** EXERCISE INPUTS **
━━━━━━

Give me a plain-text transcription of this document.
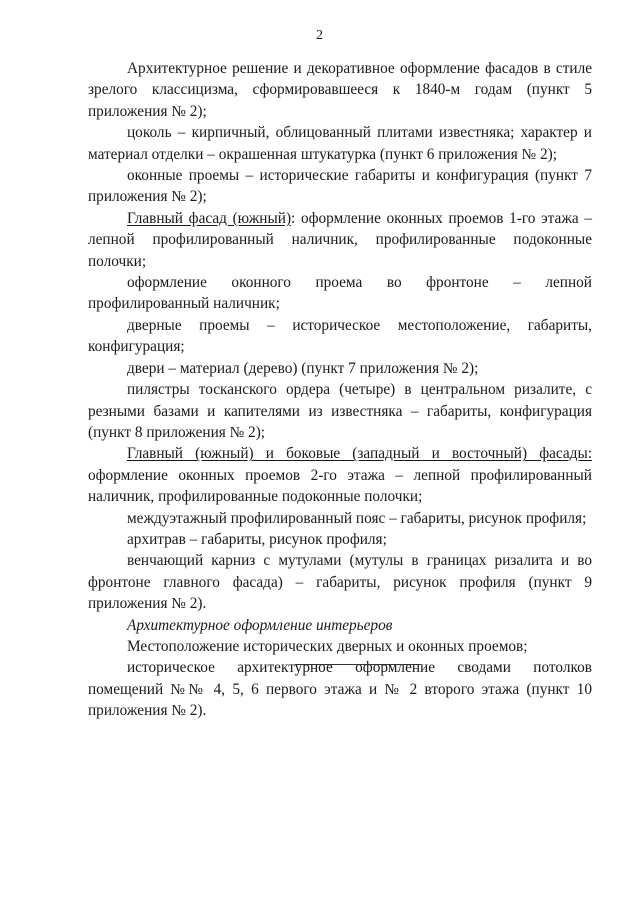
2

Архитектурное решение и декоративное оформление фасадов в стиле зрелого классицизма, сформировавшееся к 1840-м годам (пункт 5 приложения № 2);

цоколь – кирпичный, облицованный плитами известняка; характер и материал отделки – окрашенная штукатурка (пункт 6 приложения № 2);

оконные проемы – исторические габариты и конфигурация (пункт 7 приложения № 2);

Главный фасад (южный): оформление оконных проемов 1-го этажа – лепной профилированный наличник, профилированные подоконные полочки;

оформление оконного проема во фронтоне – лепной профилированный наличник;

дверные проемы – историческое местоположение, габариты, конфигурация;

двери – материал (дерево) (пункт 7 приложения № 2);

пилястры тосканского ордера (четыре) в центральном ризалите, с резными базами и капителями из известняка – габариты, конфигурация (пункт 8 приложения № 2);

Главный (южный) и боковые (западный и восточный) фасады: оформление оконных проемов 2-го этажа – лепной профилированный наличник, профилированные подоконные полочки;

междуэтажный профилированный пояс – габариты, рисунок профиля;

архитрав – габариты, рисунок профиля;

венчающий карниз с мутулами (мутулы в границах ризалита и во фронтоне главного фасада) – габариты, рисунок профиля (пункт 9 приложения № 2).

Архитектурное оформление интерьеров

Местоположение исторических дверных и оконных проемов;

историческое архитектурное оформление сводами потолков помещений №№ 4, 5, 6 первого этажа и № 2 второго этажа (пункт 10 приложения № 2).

━━━━━━

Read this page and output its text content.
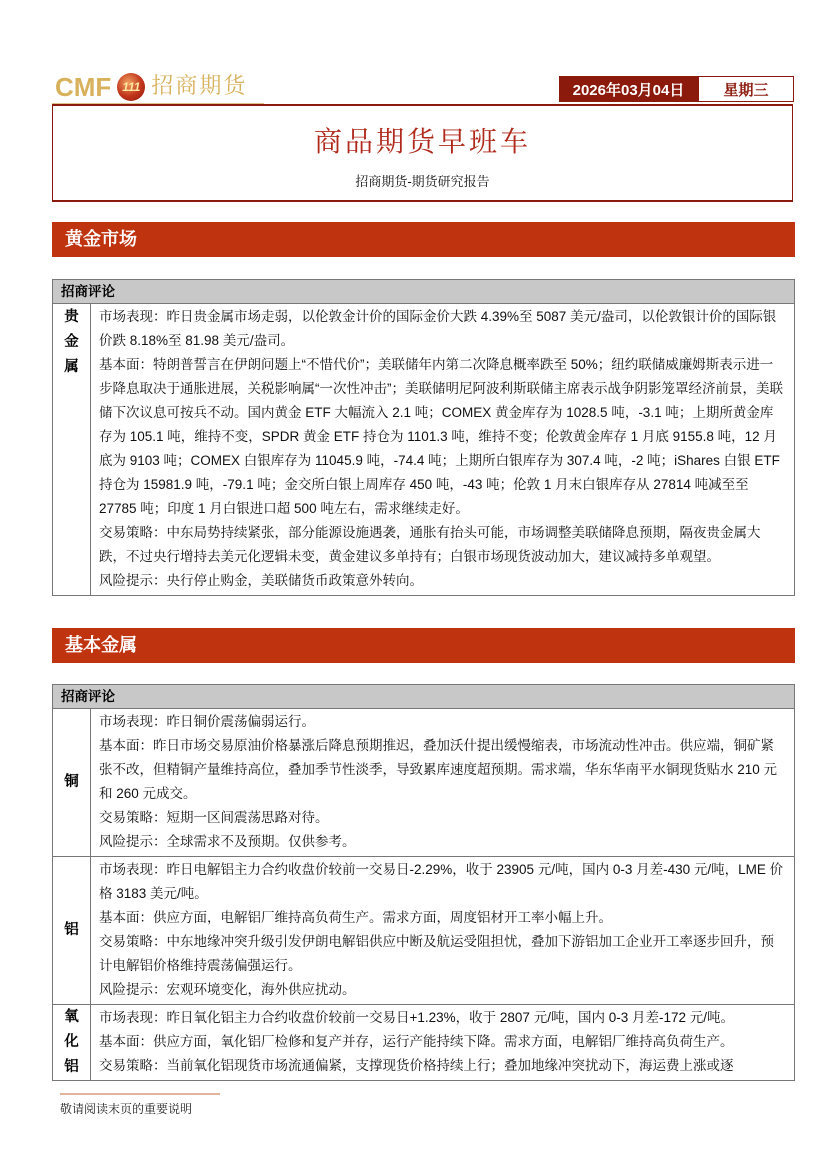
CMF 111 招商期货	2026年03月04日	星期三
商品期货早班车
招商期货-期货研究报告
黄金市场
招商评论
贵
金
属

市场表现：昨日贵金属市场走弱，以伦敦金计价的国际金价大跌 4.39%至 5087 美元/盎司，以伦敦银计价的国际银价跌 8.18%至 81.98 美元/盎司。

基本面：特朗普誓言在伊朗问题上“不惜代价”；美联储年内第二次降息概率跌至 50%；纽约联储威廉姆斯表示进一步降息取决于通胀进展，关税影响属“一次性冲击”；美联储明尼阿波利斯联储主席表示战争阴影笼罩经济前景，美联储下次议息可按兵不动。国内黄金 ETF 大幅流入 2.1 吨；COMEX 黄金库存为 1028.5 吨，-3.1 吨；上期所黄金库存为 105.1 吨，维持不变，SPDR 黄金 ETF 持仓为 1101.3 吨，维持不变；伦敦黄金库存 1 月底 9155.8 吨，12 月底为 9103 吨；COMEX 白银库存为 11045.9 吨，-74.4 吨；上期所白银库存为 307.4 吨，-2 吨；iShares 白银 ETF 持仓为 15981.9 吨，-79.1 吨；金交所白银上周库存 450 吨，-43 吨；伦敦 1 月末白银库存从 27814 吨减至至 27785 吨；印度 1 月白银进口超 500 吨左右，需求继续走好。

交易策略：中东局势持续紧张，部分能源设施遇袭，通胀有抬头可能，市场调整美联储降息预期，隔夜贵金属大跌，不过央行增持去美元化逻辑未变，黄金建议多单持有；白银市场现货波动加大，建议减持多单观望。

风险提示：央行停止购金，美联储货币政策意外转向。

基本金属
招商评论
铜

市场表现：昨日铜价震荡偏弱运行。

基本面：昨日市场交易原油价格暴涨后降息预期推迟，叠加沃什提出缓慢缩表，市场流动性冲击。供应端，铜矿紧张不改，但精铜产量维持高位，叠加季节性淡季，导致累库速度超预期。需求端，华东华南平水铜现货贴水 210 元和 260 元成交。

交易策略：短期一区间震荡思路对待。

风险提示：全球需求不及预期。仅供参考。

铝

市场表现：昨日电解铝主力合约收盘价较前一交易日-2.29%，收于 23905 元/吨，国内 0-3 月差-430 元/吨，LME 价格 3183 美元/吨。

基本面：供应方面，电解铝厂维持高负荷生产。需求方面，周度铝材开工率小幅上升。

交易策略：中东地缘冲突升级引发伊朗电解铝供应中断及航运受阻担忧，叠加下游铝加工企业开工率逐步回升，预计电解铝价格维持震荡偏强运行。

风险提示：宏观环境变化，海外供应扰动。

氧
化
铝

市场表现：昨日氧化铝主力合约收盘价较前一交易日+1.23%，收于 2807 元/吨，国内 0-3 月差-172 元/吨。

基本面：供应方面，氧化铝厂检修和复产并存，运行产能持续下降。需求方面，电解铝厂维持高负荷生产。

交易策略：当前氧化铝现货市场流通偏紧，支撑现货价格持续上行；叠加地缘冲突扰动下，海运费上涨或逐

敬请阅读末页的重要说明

━━━━━━

** WHAT IS BEING ASKED **
The answer is one number: how many lines of the material above contain "полочки".

** THE REPLY **
2